## BEGIN Data in this exercise

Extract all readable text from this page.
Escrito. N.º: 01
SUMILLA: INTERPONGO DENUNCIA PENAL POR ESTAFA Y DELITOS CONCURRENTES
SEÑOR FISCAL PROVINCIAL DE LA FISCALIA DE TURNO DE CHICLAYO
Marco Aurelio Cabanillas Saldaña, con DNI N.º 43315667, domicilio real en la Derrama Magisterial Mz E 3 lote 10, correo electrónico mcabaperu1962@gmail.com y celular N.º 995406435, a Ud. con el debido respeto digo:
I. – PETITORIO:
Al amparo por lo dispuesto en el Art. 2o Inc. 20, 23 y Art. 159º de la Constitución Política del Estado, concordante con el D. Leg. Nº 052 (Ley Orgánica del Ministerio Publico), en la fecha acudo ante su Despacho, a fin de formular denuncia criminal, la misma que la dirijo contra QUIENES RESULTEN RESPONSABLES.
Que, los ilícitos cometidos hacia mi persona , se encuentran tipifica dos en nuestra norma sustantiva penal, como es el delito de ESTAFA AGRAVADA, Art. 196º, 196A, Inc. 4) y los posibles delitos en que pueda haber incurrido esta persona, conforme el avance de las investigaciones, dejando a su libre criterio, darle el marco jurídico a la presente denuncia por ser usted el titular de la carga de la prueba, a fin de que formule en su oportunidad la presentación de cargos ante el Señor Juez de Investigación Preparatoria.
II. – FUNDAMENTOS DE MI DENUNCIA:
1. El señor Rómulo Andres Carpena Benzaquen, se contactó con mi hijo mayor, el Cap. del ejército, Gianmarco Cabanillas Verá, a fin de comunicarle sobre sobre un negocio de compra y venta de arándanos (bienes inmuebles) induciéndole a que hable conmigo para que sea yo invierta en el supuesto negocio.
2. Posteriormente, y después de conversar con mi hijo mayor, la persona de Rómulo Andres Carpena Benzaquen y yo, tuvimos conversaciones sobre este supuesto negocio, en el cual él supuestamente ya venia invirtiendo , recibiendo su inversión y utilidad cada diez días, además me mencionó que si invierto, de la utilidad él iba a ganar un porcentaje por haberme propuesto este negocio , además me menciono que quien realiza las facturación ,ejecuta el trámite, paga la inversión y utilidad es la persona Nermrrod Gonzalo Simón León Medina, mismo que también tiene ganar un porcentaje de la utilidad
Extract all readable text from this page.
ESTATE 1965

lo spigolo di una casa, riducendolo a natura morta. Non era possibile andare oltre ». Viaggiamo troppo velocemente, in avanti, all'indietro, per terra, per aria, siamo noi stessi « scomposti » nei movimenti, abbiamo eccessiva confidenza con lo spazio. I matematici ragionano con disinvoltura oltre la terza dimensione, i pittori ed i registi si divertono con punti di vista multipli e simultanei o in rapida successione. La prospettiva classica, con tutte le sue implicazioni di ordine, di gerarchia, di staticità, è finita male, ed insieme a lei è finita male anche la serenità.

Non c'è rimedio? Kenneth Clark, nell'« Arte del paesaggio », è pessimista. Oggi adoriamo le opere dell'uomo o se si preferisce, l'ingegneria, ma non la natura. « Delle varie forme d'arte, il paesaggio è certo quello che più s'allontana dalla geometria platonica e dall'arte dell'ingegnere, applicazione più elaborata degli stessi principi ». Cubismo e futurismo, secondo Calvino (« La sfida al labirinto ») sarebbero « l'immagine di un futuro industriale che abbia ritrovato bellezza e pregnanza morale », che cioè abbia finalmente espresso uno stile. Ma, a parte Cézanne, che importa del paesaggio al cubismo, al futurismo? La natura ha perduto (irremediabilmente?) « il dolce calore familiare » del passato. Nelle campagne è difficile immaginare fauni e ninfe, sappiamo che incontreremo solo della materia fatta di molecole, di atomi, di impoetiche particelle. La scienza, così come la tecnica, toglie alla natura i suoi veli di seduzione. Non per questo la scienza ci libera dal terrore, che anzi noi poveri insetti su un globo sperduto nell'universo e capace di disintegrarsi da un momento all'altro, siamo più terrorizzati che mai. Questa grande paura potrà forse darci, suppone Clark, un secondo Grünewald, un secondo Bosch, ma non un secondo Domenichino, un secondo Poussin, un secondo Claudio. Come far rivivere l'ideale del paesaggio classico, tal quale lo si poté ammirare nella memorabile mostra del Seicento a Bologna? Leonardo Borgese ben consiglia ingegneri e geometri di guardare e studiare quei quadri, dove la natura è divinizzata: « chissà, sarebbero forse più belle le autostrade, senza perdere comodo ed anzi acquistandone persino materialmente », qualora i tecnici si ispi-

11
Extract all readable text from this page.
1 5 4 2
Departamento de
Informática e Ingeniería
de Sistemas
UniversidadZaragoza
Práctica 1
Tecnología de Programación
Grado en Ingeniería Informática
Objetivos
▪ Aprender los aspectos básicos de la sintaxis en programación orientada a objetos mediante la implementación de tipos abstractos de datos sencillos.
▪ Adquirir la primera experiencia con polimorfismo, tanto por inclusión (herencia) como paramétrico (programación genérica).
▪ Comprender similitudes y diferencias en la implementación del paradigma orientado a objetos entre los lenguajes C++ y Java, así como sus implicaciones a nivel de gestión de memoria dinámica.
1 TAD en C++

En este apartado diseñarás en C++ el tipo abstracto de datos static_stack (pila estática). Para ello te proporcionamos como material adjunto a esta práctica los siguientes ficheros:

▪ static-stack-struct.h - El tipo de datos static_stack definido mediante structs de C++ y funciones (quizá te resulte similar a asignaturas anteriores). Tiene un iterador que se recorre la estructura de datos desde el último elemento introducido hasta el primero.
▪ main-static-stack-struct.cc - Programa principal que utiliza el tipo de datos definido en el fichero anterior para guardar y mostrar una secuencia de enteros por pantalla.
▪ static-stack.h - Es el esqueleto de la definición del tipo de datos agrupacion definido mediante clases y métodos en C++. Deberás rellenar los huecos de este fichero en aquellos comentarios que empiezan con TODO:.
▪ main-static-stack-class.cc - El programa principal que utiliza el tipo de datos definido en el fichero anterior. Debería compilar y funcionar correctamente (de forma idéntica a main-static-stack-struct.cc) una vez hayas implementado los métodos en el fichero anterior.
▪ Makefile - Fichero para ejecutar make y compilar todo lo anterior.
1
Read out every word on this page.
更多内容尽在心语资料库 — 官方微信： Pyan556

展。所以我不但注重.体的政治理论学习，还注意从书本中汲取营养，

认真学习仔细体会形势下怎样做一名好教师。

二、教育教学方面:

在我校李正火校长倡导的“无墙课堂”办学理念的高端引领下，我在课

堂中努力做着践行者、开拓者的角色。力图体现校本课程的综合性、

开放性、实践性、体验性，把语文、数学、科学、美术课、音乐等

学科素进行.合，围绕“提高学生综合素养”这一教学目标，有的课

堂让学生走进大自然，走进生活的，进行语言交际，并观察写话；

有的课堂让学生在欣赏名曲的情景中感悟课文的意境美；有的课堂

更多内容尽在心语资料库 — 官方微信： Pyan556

## END Data in this exercise

Description of the task:
Output the line that contains "Read out every word on this page.", followed by every later line in the listing, with no line omitted and none added.

Solution to the exercise:
Read out every word on this page.
更多内容尽在心语资料库 — 官方微信： Pyan556

展。所以我不但注重.体的政治理论学习，还注意从书本中汲取营养，

认真学习仔细体会形势下怎样做一名好教师。

二、教育教学方面:

在我校李正火校长倡导的“无墙课堂”办学理念的高端引领下，我在课

堂中努力做着践行者、开拓者的角色。力图体现校本课程的综合性、

开放性、实践性、体验性，把语文、数学、科学、美术课、音乐等

学科素进行.合，围绕“提高学生综合素养”这一教学目标，有的课

堂让学生走进大自然，走进生活的，进行语言交际，并观察写话；

有的课堂让学生在欣赏名曲的情景中感悟课文的意境美；有的课堂

更多内容尽在心语资料库 — 官方微信： Pyan556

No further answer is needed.